STATED GOAL | Scan each line of the records for the word "JSON" and extract the ones that have it.

RECORDS FOR THIS TASK |

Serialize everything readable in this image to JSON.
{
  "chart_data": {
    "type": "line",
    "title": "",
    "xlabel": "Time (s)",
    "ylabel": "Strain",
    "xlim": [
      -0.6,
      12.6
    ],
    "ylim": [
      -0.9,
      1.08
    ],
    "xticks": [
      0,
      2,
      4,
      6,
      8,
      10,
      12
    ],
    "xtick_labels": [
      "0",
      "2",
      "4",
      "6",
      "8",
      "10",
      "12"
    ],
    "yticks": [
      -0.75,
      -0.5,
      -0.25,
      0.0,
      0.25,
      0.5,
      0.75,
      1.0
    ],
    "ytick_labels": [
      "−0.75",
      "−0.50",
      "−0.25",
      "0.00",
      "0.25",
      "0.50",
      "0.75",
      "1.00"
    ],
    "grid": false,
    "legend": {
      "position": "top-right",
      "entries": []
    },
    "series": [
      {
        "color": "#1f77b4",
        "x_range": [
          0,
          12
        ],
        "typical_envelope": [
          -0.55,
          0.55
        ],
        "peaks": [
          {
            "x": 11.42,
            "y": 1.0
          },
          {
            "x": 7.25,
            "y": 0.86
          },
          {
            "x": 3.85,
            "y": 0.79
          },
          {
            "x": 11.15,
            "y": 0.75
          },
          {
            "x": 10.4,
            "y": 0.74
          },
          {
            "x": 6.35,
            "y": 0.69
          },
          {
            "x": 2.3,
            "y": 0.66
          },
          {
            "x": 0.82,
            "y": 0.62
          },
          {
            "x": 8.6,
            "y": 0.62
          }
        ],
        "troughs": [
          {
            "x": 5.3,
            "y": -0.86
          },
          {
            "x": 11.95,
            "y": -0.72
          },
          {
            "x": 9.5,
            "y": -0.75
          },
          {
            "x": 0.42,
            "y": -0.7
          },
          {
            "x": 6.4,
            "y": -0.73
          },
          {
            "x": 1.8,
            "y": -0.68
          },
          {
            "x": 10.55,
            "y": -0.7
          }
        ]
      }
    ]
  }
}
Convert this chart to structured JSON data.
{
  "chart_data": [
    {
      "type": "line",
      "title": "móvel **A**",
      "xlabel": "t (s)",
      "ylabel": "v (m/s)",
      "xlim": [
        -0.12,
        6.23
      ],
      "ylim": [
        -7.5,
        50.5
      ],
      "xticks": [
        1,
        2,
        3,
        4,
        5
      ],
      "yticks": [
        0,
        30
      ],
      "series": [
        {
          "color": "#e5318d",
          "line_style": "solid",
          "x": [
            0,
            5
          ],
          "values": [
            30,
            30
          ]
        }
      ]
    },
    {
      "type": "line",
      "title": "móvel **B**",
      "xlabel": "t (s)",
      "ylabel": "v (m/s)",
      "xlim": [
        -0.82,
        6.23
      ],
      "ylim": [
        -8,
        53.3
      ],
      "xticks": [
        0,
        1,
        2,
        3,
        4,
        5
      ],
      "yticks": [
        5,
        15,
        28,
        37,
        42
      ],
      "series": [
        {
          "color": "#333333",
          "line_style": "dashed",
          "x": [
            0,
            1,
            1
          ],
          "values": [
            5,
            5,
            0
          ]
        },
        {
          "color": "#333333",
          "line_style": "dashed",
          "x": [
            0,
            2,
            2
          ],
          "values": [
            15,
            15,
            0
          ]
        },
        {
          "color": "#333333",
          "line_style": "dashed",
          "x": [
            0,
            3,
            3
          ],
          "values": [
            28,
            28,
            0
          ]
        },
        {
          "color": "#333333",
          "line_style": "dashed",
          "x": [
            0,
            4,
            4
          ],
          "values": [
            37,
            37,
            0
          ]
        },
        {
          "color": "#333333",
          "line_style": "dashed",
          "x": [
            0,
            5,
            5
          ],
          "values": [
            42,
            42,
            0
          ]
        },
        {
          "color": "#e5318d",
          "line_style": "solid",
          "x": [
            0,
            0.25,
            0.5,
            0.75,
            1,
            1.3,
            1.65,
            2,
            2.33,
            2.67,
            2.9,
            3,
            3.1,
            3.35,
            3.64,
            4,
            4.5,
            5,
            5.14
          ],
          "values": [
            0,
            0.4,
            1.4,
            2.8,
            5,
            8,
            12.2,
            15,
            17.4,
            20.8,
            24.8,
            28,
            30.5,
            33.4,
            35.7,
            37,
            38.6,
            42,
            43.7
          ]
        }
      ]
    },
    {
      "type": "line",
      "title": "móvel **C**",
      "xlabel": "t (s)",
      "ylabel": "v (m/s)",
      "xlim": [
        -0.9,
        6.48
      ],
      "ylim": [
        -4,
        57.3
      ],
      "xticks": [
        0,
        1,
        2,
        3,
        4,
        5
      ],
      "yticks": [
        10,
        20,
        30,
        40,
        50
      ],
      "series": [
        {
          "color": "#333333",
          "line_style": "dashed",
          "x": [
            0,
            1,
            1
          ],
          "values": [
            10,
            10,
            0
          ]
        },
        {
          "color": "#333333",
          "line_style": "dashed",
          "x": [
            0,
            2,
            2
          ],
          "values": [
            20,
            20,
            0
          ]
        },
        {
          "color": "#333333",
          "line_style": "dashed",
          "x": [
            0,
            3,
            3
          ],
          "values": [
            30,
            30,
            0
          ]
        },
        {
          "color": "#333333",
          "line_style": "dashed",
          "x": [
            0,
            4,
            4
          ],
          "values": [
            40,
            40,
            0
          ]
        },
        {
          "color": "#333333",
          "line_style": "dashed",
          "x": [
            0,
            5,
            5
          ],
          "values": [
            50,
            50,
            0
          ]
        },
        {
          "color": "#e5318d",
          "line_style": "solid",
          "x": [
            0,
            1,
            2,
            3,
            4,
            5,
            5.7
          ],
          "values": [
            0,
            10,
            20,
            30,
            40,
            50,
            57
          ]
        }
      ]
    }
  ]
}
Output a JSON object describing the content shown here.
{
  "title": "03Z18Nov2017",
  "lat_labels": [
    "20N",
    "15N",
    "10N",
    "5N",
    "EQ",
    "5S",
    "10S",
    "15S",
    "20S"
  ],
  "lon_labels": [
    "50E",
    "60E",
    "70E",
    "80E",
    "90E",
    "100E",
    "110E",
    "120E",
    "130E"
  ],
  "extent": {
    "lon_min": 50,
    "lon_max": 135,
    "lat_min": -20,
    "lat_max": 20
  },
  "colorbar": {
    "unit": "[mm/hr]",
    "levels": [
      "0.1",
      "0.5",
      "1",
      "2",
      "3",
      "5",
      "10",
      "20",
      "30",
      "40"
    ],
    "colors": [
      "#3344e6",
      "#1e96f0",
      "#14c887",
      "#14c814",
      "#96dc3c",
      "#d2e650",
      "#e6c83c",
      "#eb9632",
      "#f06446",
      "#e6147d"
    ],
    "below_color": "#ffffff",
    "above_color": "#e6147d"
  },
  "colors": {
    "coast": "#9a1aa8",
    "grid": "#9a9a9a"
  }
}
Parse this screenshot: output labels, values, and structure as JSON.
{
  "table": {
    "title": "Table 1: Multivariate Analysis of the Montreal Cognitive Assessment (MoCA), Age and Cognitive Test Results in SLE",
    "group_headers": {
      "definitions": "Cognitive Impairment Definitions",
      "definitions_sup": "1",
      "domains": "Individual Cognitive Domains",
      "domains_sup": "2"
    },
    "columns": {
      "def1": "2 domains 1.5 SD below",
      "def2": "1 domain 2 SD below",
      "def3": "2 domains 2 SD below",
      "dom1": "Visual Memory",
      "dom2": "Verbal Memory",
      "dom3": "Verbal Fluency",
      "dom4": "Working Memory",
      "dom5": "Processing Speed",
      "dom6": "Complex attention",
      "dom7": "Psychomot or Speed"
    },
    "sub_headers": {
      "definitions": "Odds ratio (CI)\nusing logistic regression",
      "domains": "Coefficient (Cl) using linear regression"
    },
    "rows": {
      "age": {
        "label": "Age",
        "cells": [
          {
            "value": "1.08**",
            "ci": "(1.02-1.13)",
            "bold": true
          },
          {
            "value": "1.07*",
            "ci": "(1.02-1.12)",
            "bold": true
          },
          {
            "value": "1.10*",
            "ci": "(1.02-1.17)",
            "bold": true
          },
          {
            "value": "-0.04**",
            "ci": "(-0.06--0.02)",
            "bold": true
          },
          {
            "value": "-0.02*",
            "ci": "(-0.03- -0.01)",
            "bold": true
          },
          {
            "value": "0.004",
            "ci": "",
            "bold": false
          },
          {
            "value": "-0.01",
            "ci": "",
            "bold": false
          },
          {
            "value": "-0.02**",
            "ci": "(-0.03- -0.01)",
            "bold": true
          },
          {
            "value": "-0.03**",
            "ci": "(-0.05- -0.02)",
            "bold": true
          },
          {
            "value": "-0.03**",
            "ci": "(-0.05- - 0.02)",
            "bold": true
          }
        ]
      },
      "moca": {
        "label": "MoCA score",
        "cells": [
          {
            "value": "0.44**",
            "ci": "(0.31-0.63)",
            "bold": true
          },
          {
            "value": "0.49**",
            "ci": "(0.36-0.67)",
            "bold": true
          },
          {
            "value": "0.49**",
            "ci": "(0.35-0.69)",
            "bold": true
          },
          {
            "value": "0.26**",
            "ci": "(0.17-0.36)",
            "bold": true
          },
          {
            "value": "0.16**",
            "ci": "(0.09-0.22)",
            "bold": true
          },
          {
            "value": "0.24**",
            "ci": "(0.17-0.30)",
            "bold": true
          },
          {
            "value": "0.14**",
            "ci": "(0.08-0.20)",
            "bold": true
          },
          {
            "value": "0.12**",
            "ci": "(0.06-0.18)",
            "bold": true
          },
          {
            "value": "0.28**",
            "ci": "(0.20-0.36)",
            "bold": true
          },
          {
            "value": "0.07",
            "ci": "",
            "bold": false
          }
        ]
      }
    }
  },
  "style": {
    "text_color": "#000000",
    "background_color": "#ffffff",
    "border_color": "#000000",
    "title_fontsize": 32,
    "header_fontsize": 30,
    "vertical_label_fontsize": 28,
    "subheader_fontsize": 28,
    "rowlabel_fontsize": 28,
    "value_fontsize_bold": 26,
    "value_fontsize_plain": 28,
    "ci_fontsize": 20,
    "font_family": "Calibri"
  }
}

FINISHED EXERCISE |
Serialize everything readable in this image to JSON.
Convert this chart to structured JSON data.
Output a JSON object describing the content shown here.
Parse this screenshot: output labels, values, and structure as JSON.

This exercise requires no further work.